GOAL OF THE EXERCISE: Some lines of these records may hold the word "равномерного"; state how many, using only the number.

_____

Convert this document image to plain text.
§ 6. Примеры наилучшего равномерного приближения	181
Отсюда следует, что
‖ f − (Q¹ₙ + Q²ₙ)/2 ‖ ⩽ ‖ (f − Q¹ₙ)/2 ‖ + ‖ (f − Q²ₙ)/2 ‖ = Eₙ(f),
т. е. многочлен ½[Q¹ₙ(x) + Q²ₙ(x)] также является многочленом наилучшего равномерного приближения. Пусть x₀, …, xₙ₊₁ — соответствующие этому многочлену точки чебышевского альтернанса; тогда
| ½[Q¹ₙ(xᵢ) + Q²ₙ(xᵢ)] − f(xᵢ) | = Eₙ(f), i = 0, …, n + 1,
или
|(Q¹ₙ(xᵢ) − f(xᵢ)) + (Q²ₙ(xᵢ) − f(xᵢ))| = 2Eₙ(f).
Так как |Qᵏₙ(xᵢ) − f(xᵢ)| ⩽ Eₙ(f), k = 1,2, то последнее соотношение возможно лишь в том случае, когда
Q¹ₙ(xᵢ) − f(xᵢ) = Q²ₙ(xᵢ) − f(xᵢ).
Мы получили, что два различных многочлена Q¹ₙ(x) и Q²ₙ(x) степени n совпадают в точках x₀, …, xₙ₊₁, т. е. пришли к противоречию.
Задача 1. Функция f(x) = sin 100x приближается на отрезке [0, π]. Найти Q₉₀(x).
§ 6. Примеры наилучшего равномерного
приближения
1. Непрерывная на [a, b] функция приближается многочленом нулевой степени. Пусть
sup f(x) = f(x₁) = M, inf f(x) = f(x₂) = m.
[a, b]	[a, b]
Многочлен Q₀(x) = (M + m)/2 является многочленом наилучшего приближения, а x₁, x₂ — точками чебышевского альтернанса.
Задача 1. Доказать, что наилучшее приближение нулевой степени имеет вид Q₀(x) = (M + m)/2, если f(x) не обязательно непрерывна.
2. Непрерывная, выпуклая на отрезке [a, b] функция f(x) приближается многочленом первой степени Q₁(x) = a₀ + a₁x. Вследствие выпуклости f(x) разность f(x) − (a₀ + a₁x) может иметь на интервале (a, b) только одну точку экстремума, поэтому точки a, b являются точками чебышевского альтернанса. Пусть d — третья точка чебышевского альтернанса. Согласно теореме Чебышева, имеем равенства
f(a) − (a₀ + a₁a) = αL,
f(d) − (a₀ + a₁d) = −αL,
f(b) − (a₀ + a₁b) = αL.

_____

ANSWER TO THE TASK: 3